=== What is needed ===
Set down every record once more, exactly as given.

══════

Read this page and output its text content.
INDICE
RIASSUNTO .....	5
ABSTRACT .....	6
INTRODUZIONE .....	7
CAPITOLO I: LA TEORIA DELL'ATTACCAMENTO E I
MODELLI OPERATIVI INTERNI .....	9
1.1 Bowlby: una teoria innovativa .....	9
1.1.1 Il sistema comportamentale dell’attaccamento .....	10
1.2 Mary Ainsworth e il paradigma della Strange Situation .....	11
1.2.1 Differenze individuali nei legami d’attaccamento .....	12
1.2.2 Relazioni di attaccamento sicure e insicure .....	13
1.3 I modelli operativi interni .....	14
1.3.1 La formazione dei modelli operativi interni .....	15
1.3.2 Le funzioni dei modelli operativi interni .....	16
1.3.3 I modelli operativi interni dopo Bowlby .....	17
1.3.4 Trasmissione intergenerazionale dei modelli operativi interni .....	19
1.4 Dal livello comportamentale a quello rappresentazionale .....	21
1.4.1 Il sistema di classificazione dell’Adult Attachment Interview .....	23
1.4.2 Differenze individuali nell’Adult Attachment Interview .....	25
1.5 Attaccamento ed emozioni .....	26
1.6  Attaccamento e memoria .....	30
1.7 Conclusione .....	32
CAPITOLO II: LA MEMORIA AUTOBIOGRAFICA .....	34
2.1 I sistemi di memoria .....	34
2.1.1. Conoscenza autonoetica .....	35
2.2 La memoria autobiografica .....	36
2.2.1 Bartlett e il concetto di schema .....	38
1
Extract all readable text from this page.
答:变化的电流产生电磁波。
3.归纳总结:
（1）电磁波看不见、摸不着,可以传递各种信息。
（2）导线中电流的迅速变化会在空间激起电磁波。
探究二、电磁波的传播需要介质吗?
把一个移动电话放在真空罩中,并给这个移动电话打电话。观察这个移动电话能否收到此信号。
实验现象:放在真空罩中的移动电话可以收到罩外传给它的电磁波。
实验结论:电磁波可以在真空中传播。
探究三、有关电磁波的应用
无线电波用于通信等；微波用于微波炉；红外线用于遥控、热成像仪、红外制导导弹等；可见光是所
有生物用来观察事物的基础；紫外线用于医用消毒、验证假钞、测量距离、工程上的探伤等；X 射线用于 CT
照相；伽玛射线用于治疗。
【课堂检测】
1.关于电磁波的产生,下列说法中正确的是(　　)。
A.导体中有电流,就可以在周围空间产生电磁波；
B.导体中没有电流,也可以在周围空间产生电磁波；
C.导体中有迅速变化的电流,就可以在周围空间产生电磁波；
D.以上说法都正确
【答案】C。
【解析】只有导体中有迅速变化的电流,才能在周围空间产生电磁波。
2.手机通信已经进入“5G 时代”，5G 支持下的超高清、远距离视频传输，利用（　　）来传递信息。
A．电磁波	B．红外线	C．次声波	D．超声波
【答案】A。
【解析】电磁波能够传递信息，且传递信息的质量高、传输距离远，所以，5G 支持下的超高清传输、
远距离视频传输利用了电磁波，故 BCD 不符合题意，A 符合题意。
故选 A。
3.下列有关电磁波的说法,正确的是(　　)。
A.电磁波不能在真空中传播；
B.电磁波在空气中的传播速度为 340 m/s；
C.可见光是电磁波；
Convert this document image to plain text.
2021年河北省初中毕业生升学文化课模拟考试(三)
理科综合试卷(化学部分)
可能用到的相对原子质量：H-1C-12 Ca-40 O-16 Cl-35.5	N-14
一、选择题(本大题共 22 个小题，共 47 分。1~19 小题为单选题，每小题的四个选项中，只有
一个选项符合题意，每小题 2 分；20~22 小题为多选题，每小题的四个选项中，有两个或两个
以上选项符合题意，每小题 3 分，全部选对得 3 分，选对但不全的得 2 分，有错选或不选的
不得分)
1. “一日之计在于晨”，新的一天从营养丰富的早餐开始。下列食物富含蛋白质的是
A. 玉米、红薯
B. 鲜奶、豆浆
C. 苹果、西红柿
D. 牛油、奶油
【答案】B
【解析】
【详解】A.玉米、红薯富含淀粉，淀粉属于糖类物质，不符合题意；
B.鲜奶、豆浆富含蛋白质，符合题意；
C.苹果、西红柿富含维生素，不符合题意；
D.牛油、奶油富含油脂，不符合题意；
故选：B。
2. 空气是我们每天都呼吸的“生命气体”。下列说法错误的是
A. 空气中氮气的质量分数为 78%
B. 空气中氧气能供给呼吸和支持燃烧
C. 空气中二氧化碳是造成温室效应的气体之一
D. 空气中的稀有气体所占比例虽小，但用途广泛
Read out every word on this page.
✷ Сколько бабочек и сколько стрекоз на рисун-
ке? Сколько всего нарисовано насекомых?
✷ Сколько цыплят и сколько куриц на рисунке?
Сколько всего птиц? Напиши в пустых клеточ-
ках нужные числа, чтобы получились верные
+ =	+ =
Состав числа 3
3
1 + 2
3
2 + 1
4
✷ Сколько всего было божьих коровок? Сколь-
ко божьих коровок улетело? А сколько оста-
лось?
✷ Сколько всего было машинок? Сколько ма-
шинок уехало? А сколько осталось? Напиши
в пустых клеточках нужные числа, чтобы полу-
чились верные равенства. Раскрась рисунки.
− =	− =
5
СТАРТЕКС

══════

=== Reply ===
Read this page and output its text content.
INDICE
RIASSUNTO .....	5
ABSTRACT .....	6
INTRODUZIONE .....	7
CAPITOLO I: LA TEORIA DELL'ATTACCAMENTO E I
MODELLI OPERATIVI INTERNI .....	9
1.1 Bowlby: una teoria innovativa .....	9
1.1.1 Il sistema comportamentale dell’attaccamento .....	10
1.2 Mary Ainsworth e il paradigma della Strange Situation .....	11
1.2.1 Differenze individuali nei legami d’attaccamento .....	12
1.2.2 Relazioni di attaccamento sicure e insicure .....	13
1.3 I modelli operativi interni .....	14
1.3.1 La formazione dei modelli operativi interni .....	15
1.3.2 Le funzioni dei modelli operativi interni .....	16
1.3.3 I modelli operativi interni dopo Bowlby .....	17
1.3.4 Trasmissione intergenerazionale dei modelli operativi interni .....	19
1.4 Dal livello comportamentale a quello rappresentazionale .....	21
1.4.1 Il sistema di classificazione dell’Adult Attachment Interview .....	23
1.4.2 Differenze individuali nell’Adult Attachment Interview .....	25
1.5 Attaccamento ed emozioni .....	26
1.6  Attaccamento e memoria .....	30
1.7 Conclusione .....	32
CAPITOLO II: LA MEMORIA AUTOBIOGRAFICA .....	34
2.1 I sistemi di memoria .....	34
2.1.1. Conoscenza autonoetica .....	35
2.2 La memoria autobiografica .....	36
2.2.1 Bartlett e il concetto di schema .....	38
1
Extract all readable text from this page.
答:变化的电流产生电磁波。
3.归纳总结:
（1）电磁波看不见、摸不着,可以传递各种信息。
（2）导线中电流的迅速变化会在空间激起电磁波。
探究二、电磁波的传播需要介质吗?
把一个移动电话放在真空罩中,并给这个移动电话打电话。观察这个移动电话能否收到此信号。
实验现象:放在真空罩中的移动电话可以收到罩外传给它的电磁波。
实验结论:电磁波可以在真空中传播。
探究三、有关电磁波的应用
无线电波用于通信等；微波用于微波炉；红外线用于遥控、热成像仪、红外制导导弹等；可见光是所
有生物用来观察事物的基础；紫外线用于医用消毒、验证假钞、测量距离、工程上的探伤等；X 射线用于 CT
照相；伽玛射线用于治疗。
【课堂检测】
1.关于电磁波的产生,下列说法中正确的是(　　)。
A.导体中有电流,就可以在周围空间产生电磁波；
B.导体中没有电流,也可以在周围空间产生电磁波；
C.导体中有迅速变化的电流,就可以在周围空间产生电磁波；
D.以上说法都正确
【答案】C。
【解析】只有导体中有迅速变化的电流,才能在周围空间产生电磁波。
2.手机通信已经进入“5G 时代”，5G 支持下的超高清、远距离视频传输，利用（　　）来传递信息。
A．电磁波	B．红外线	C．次声波	D．超声波
【答案】A。
【解析】电磁波能够传递信息，且传递信息的质量高、传输距离远，所以，5G 支持下的超高清传输、
远距离视频传输利用了电磁波，故 BCD 不符合题意，A 符合题意。
故选 A。
3.下列有关电磁波的说法,正确的是(　　)。
A.电磁波不能在真空中传播；
B.电磁波在空气中的传播速度为 340 m/s；
C.可见光是电磁波；
Convert this document image to plain text.
2021年河北省初中毕业生升学文化课模拟考试(三)
理科综合试卷(化学部分)
可能用到的相对原子质量：H-1C-12 Ca-40 O-16 Cl-35.5	N-14
一、选择题(本大题共 22 个小题，共 47 分。1~19 小题为单选题，每小题的四个选项中，只有
一个选项符合题意，每小题 2 分；20~22 小题为多选题，每小题的四个选项中，有两个或两个
以上选项符合题意，每小题 3 分，全部选对得 3 分，选对但不全的得 2 分，有错选或不选的
不得分)
1. “一日之计在于晨”，新的一天从营养丰富的早餐开始。下列食物富含蛋白质的是
A. 玉米、红薯
B. 鲜奶、豆浆
C. 苹果、西红柿
D. 牛油、奶油
【答案】B
【解析】
【详解】A.玉米、红薯富含淀粉，淀粉属于糖类物质，不符合题意；
B.鲜奶、豆浆富含蛋白质，符合题意；
C.苹果、西红柿富含维生素，不符合题意；
D.牛油、奶油富含油脂，不符合题意；
故选：B。
2. 空气是我们每天都呼吸的“生命气体”。下列说法错误的是
A. 空气中氮气的质量分数为 78%
B. 空气中氧气能供给呼吸和支持燃烧
C. 空气中二氧化碳是造成温室效应的气体之一
D. 空气中的稀有气体所占比例虽小，但用途广泛
Read out every word on this page.
✷ Сколько бабочек и сколько стрекоз на рисун-
ке? Сколько всего нарисовано насекомых?
✷ Сколько цыплят и сколько куриц на рисунке?
Сколько всего птиц? Напиши в пустых клеточ-
ках нужные числа, чтобы получились верные
+ =	+ =
Состав числа 3
3
1 + 2
3
2 + 1
4
✷ Сколько всего было божьих коровок? Сколь-
ко божьих коровок улетело? А сколько оста-
лось?
✷ Сколько всего было машинок? Сколько ма-
шинок уехало? А сколько осталось? Напиши
в пустых клеточках нужные числа, чтобы полу-
чились верные равенства. Раскрась рисунки.
− =	− =
5
СТАРТЕКС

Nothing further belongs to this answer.